-- EXERCISE DETAILS --
Set down the full listing exactly as given. Any pictures are to be left out.

━━ GIVEN RECORDS ━━

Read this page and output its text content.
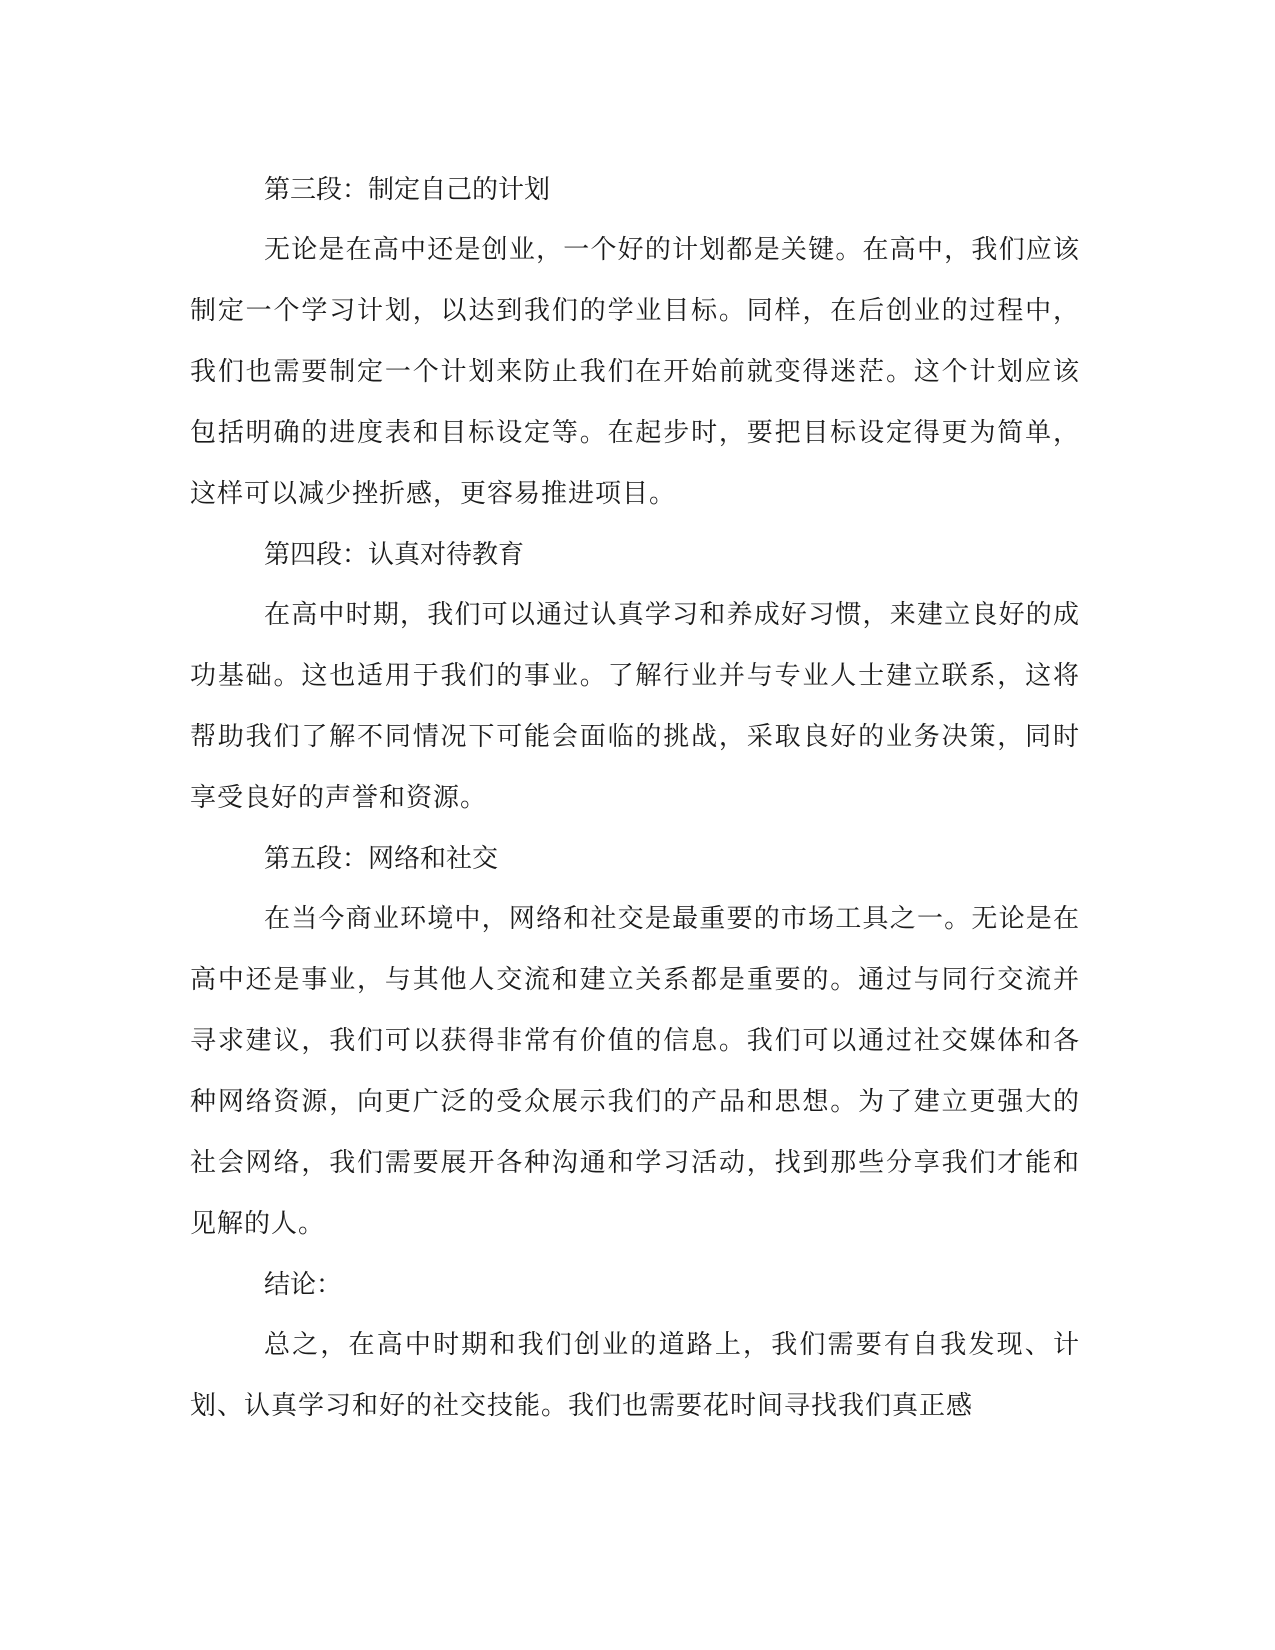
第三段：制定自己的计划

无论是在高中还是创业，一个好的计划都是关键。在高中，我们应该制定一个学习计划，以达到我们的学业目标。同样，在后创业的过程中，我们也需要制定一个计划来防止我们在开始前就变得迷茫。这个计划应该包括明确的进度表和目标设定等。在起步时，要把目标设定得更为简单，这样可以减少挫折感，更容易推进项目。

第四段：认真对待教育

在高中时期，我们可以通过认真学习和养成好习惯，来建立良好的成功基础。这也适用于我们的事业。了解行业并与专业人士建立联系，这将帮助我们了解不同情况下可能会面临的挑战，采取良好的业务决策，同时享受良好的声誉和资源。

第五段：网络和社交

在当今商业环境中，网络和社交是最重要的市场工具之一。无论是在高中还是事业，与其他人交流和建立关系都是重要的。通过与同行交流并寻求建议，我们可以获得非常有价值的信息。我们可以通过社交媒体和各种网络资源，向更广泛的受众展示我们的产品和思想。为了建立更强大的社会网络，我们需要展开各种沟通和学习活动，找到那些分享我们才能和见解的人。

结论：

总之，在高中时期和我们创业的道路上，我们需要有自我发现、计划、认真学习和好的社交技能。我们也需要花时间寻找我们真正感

━━━

-- WRITTEN REPLY --
Read this page and output its text content.
第三段：制定自己的计划

无论是在高中还是创业，一个好的计划都是关键。在高中，我们应该制定一个学习计划，以达到我们的学业目标。同样，在后创业的过程中，我们也需要制定一个计划来防止我们在开始前就变得迷茫。这个计划应该包括明确的进度表和目标设定等。在起步时，要把目标设定得更为简单，这样可以减少挫折感，更容易推进项目。

第四段：认真对待教育

在高中时期，我们可以通过认真学习和养成好习惯，来建立良好的成功基础。这也适用于我们的事业。了解行业并与专业人士建立联系，这将帮助我们了解不同情况下可能会面临的挑战，采取良好的业务决策，同时享受良好的声誉和资源。

第五段：网络和社交

在当今商业环境中，网络和社交是最重要的市场工具之一。无论是在高中还是事业，与其他人交流和建立关系都是重要的。通过与同行交流并寻求建议，我们可以获得非常有价值的信息。我们可以通过社交媒体和各种网络资源，向更广泛的受众展示我们的产品和思想。为了建立更强大的社会网络，我们需要展开各种沟通和学习活动，找到那些分享我们才能和见解的人。

结论：

总之，在高中时期和我们创业的道路上，我们需要有自我发现、计划、认真学习和好的社交技能。我们也需要花时间寻找我们真正感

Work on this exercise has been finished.